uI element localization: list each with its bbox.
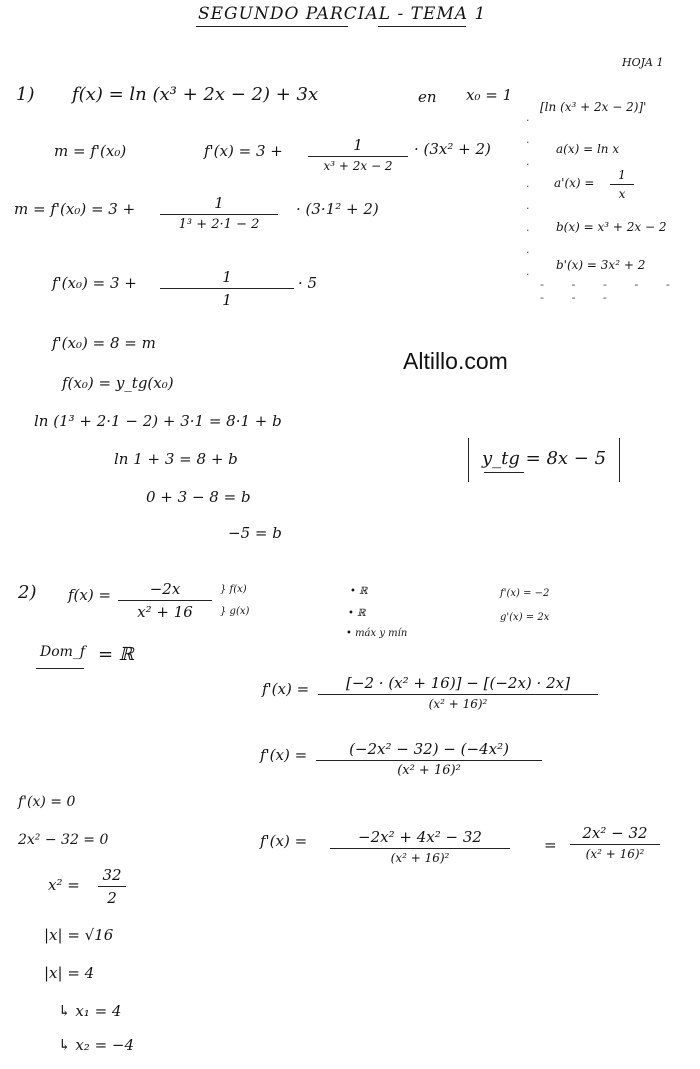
slope-definition: m = f'(x₀) bbox=[54, 142, 127, 160]
domain-label: Dom_f bbox=[40, 644, 86, 660]
side-f-prime: f'(x) = −2 bbox=[500, 588, 550, 599]
side-dotted-bottom: - - - - - - - - bbox=[540, 278, 682, 304]
slope-simplified-fraction bbox=[160, 268, 294, 309]
side-g-prime: g'(x) = 2x bbox=[500, 612, 550, 623]
quotient-step-1-lead: f'(x) = bbox=[262, 680, 310, 698]
critical-abs-value: |x| = 4 bbox=[44, 964, 95, 982]
tangent-condition: f(x₀) = y_tg(x₀) bbox=[62, 374, 174, 392]
side-b: b(x) = x³ + 2x − 2 bbox=[556, 220, 667, 234]
quotient-step-2-num: (−2x² − 32) − (−4x²) bbox=[349, 740, 509, 758]
quotient-step-1-den: (x² + 16)² bbox=[428, 697, 488, 711]
problem-2-function-lead: f(x) = bbox=[68, 586, 112, 604]
quotient-step-2-lead: f'(x) = bbox=[260, 746, 308, 764]
derivative-tail: · (3x² + 2) bbox=[414, 140, 491, 158]
problem-1-function: f(x) = ln (x³ + 2x − 2) + 3x bbox=[72, 84, 319, 105]
side-b-prime: b'(x) = 3x² + 2 bbox=[556, 258, 646, 272]
critical-x-squared-den: 2 bbox=[107, 889, 117, 907]
tangent-substitution-2: ln 1 + 3 = 8 + b bbox=[114, 450, 238, 468]
slope-substitution-tail: · (3·1² + 2) bbox=[296, 200, 379, 218]
quotient-step-3-fraction bbox=[330, 828, 510, 865]
tangent-substitution-1: ln (1³ + 2·1 − 2) + 3·1 = 8·1 + b bbox=[34, 412, 282, 430]
tangent-substitution-4: −5 = b bbox=[228, 524, 282, 542]
side-a-prime-num: 1 bbox=[618, 168, 626, 182]
side-a: a(x) = ln x bbox=[556, 142, 620, 156]
problem-2-function-fraction bbox=[118, 580, 212, 621]
critical-x-squared-num: 32 bbox=[102, 866, 122, 884]
problem-2-note-den: } g(x) bbox=[220, 606, 250, 617]
slope-substitution-den: 1³ + 2·1 − 2 bbox=[178, 217, 260, 232]
answer-underline bbox=[484, 472, 524, 473]
problem-2-number: 2) bbox=[18, 582, 37, 603]
slope-substitution-num: 1 bbox=[214, 194, 224, 212]
critical-root-2: ↳ x₂ = −4 bbox=[58, 1036, 135, 1054]
critical-x-squared-fraction bbox=[98, 866, 126, 907]
problem-2-function-den: x² + 16 bbox=[137, 603, 193, 621]
slope-substitution-lead: m = f'(x₀) = 3 + bbox=[14, 200, 136, 218]
quotient-step-3-result-den: (x² + 16)² bbox=[585, 847, 645, 861]
quotient-step-3-lead: f'(x) = bbox=[260, 832, 308, 850]
problem-1-en: en bbox=[418, 88, 437, 106]
problem-1-number: 1) bbox=[16, 84, 35, 105]
quotient-step-3-den: (x² + 16)² bbox=[390, 851, 450, 865]
quotient-step-3-result-num: 2x² − 32 bbox=[582, 824, 648, 842]
critical-x-squared-lead: x² = bbox=[48, 876, 80, 894]
critical-condition: f'(x) = 0 bbox=[18, 794, 76, 810]
watermark: Altillo.com bbox=[403, 348, 508, 374]
quotient-step-1-fraction bbox=[318, 674, 598, 711]
quotient-step-3-result bbox=[570, 824, 660, 861]
quotient-step-3-equals: = bbox=[544, 836, 557, 854]
slope-simplified-den: 1 bbox=[222, 291, 232, 309]
page-title: SEGUNDO PARCIAL - TEMA 1 bbox=[198, 4, 487, 24]
critical-root-1: ↳ x₁ = 4 bbox=[58, 1002, 122, 1020]
tangent-line-answer: y_tg = 8x − 5 bbox=[482, 448, 607, 469]
quotient-step-2-fraction bbox=[316, 740, 542, 778]
domain-underline bbox=[36, 668, 84, 669]
bullet-2: • ℝ bbox=[348, 608, 366, 619]
title-underline bbox=[196, 26, 348, 27]
side-a-prime-den: x bbox=[618, 187, 626, 201]
slope-result: f'(x₀) = 8 = m bbox=[52, 334, 156, 352]
side-a-prime-lead: a'(x) = bbox=[554, 176, 595, 190]
side-header: [ln (x³ + 2x − 2)]' bbox=[540, 100, 647, 114]
quotient-step-3-num: −2x² + 4x² − 32 bbox=[358, 828, 482, 846]
bullet-1: • ℝ bbox=[350, 586, 368, 597]
problem-2-note-num: } f(x) bbox=[220, 584, 247, 595]
slope-substitution-fraction bbox=[160, 194, 278, 232]
derivative-den: x³ + 2x − 2 bbox=[323, 159, 393, 173]
slope-simplified-lead: f'(x₀) = 3 + bbox=[52, 274, 137, 292]
problem-2-function-num: −2x bbox=[149, 580, 181, 598]
problem-1-x0: x₀ = 1 bbox=[466, 86, 513, 104]
domain-value: = ℝ bbox=[98, 644, 134, 665]
derivative-lead: f'(x) = 3 + bbox=[204, 142, 283, 160]
derivative-num: 1 bbox=[353, 136, 363, 154]
tangent-substitution-3: 0 + 3 − 8 = b bbox=[146, 488, 251, 506]
quotient-step-1-num: [−2 · (x² + 16)] − [(−2x) · 2x] bbox=[346, 674, 570, 692]
critical-equation: 2x² − 32 = 0 bbox=[18, 832, 109, 848]
critical-abs-sqrt: |x| = √16 bbox=[44, 926, 114, 944]
quotient-step-2-den: (x² + 16)² bbox=[397, 763, 461, 778]
slope-simplified-tail: · 5 bbox=[298, 274, 318, 292]
title-underline-2 bbox=[378, 26, 466, 27]
derivative-fraction bbox=[308, 136, 408, 173]
sheet-number: HOJA 1 bbox=[622, 56, 664, 69]
slope-simplified-num: 1 bbox=[222, 268, 232, 286]
side-dotted-border: · · · · · · · · bbox=[526, 114, 530, 281]
side-a-prime-fraction bbox=[610, 168, 634, 201]
bullet-3: • máx y mín bbox=[346, 628, 408, 639]
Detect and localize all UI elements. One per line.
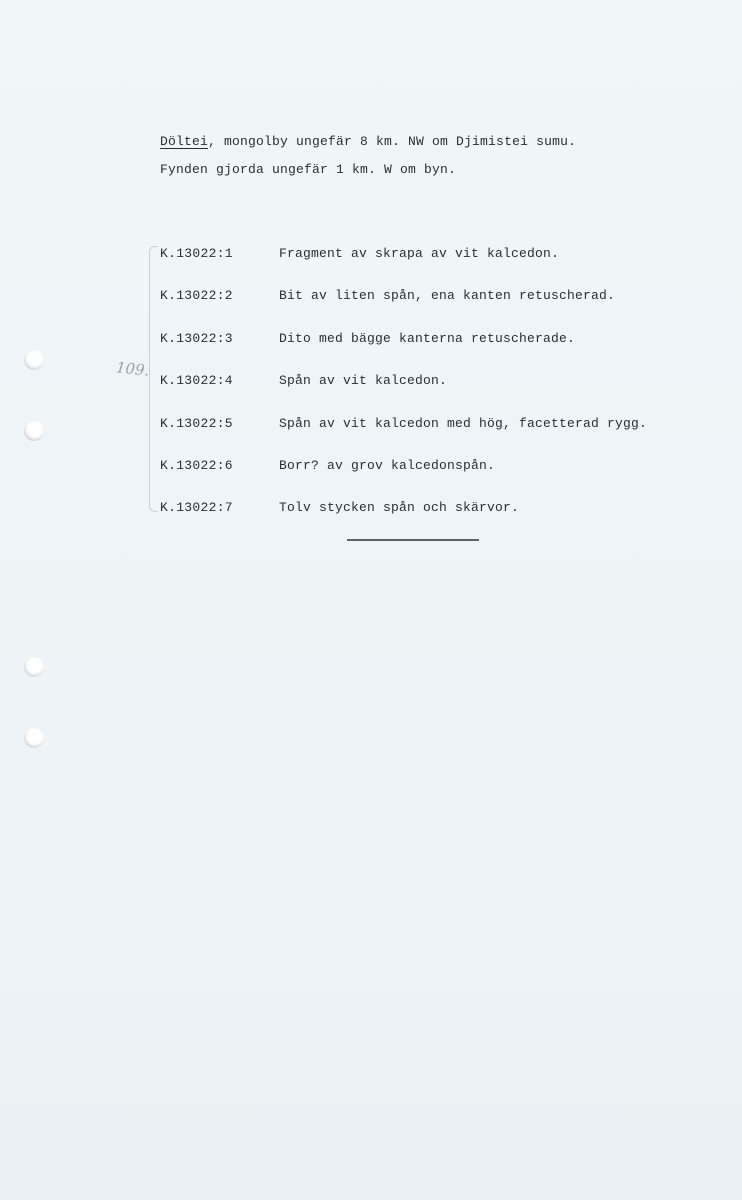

**Your objective:** Reproduce every row above verbatim, omitting the pictures from your output.

**Problem solution:**
uI element localization: list each with its bbox.
slope-definition: m = f'(x₀) bbox=[54, 142, 127, 160]
domain-label: Dom_f bbox=[40, 644, 86, 660]
side-f-prime: f'(x) = −2 bbox=[500, 588, 550, 599]
side-dotted-bottom: - - - - - - - - bbox=[540, 278, 682, 304]
slope-simplified-fraction bbox=[160, 268, 294, 309]
side-g-prime: g'(x) = 2x bbox=[500, 612, 550, 623]
quotient-step-1-lead: f'(x) = bbox=[262, 680, 310, 698]
critical-abs-value: |x| = 4 bbox=[44, 964, 95, 982]
tangent-condition: f(x₀) = y_tg(x₀) bbox=[62, 374, 174, 392]
side-b: b(x) = x³ + 2x − 2 bbox=[556, 220, 667, 234]
quotient-step-2-num: (−2x² − 32) − (−4x²) bbox=[349, 740, 509, 758]
quotient-step-1-den: (x² + 16)² bbox=[428, 697, 488, 711]
problem-2-function-lead: f(x) = bbox=[68, 586, 112, 604]
quotient-step-2-lead: f'(x) = bbox=[260, 746, 308, 764]
derivative-tail: · (3x² + 2) bbox=[414, 140, 491, 158]
problem-1-function: f(x) = ln (x³ + 2x − 2) + 3x bbox=[72, 84, 319, 105]
side-b-prime: b'(x) = 3x² + 2 bbox=[556, 258, 646, 272]
critical-x-squared-den: 2 bbox=[107, 889, 117, 907]
tangent-substitution-2: ln 1 + 3 = 8 + b bbox=[114, 450, 238, 468]
slope-substitution-tail: · (3·1² + 2) bbox=[296, 200, 379, 218]
quotient-step-3-fraction bbox=[330, 828, 510, 865]
tangent-substitution-1: ln (1³ + 2·1 − 2) + 3·1 = 8·1 + b bbox=[34, 412, 282, 430]
tangent-substitution-4: −5 = b bbox=[228, 524, 282, 542]
side-a-prime-num: 1 bbox=[618, 168, 626, 182]
side-a: a(x) = ln x bbox=[556, 142, 620, 156]
problem-2-function-fraction bbox=[118, 580, 212, 621]
critical-x-squared-num: 32 bbox=[102, 866, 122, 884]
problem-2-note-den: } g(x) bbox=[220, 606, 250, 617]
slope-substitution-den: 1³ + 2·1 − 2 bbox=[178, 217, 260, 232]
answer-underline bbox=[484, 472, 524, 473]
problem-2-number: 2) bbox=[18, 582, 37, 603]
slope-substitution-num: 1 bbox=[214, 194, 224, 212]
critical-root-2: ↳ x₂ = −4 bbox=[58, 1036, 135, 1054]
critical-x-squared-fraction bbox=[98, 866, 126, 907]
problem-2-function-den: x² + 16 bbox=[137, 603, 193, 621]
slope-substitution-lead: m = f'(x₀) = 3 + bbox=[14, 200, 136, 218]
quotient-step-3-result-den: (x² + 16)² bbox=[585, 847, 645, 861]
quotient-step-3-lead: f'(x) = bbox=[260, 832, 308, 850]
problem-1-en: en bbox=[418, 88, 437, 106]
problem-1-number: 1) bbox=[16, 84, 35, 105]
quotient-step-3-den: (x² + 16)² bbox=[390, 851, 450, 865]
quotient-step-3-result-num: 2x² − 32 bbox=[582, 824, 648, 842]
critical-x-squared-lead: x² = bbox=[48, 876, 80, 894]
critical-condition: f'(x) = 0 bbox=[18, 794, 76, 810]
watermark: Altillo.com bbox=[403, 348, 508, 374]
quotient-step-1-fraction bbox=[318, 674, 598, 711]
quotient-step-3-result bbox=[570, 824, 660, 861]
quotient-step-3-equals: = bbox=[544, 836, 557, 854]
slope-simplified-den: 1 bbox=[222, 291, 232, 309]
page-title: SEGUNDO PARCIAL - TEMA 1 bbox=[198, 4, 487, 24]
critical-root-1: ↳ x₁ = 4 bbox=[58, 1002, 122, 1020]
tangent-line-answer: y_tg = 8x − 5 bbox=[482, 448, 607, 469]
quotient-step-2-fraction bbox=[316, 740, 542, 778]
domain-underline bbox=[36, 668, 84, 669]
bullet-2: • ℝ bbox=[348, 608, 366, 619]
title-underline bbox=[196, 26, 348, 27]
side-a-prime-den: x bbox=[618, 187, 626, 201]
slope-result: f'(x₀) = 8 = m bbox=[52, 334, 156, 352]
side-a-prime-lead: a'(x) = bbox=[554, 176, 595, 190]
side-header: [ln (x³ + 2x − 2)]' bbox=[540, 100, 647, 114]
quotient-step-3-num: −2x² + 4x² − 32 bbox=[358, 828, 482, 846]
bullet-1: • ℝ bbox=[350, 586, 368, 597]
problem-2-note-num: } f(x) bbox=[220, 584, 247, 595]
slope-substitution-fraction bbox=[160, 194, 278, 232]
derivative-den: x³ + 2x − 2 bbox=[323, 159, 393, 173]
slope-simplified-lead: f'(x₀) = 3 + bbox=[52, 274, 137, 292]
problem-2-function-num: −2x bbox=[149, 580, 181, 598]
problem-1-x0: x₀ = 1 bbox=[466, 86, 513, 104]
domain-value: = ℝ bbox=[98, 644, 134, 665]
derivative-lead: f'(x) = 3 + bbox=[204, 142, 283, 160]
derivative-num: 1 bbox=[353, 136, 363, 154]
tangent-substitution-3: 0 + 3 − 8 = b bbox=[146, 488, 251, 506]
quotient-step-1-num: [−2 · (x² + 16)] − [(−2x) · 2x] bbox=[346, 674, 570, 692]
critical-equation: 2x² − 32 = 0 bbox=[18, 832, 109, 848]
critical-abs-sqrt: |x| = √16 bbox=[44, 926, 114, 944]
quotient-step-2-den: (x² + 16)² bbox=[397, 763, 461, 778]
slope-simplified-tail: · 5 bbox=[298, 274, 318, 292]
title-underline-2 bbox=[378, 26, 466, 27]
derivative-fraction bbox=[308, 136, 408, 173]
sheet-number: HOJA 1 bbox=[622, 56, 664, 69]
slope-simplified-num: 1 bbox=[222, 268, 232, 286]
side-dotted-border: · · · · · · · · bbox=[526, 114, 530, 281]
side-a-prime-fraction bbox=[610, 168, 634, 201]
bullet-3: • máx y mín bbox=[346, 628, 408, 639]
Detect and localize all UI elements. One per line.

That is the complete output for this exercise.